====== Information supplied

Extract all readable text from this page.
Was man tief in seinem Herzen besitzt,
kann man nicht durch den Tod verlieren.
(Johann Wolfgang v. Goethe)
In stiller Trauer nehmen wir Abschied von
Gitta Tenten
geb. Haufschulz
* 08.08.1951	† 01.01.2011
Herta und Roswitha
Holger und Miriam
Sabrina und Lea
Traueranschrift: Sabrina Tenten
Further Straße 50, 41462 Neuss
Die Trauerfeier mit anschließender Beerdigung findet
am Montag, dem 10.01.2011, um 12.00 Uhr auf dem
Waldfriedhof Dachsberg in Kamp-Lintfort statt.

============

▶ **Task prompt**
Copy out every entry again, exactly as it was given.

▶ **Problem solution**
Extract all readable text from this page.
Was man tief in seinem Herzen besitzt,
kann man nicht durch den Tod verlieren.
(Johann Wolfgang v. Goethe)
In stiller Trauer nehmen wir Abschied von
Gitta Tenten
geb. Haufschulz
* 08.08.1951	† 01.01.2011
Herta und Roswitha
Holger und Miriam
Sabrina und Lea
Traueranschrift: Sabrina Tenten
Further Straße 50, 41462 Neuss
Die Trauerfeier mit anschließender Beerdigung findet
am Montag, dem 10.01.2011, um 12.00 Uhr auf dem
Waldfriedhof Dachsberg in Kamp-Lintfort statt.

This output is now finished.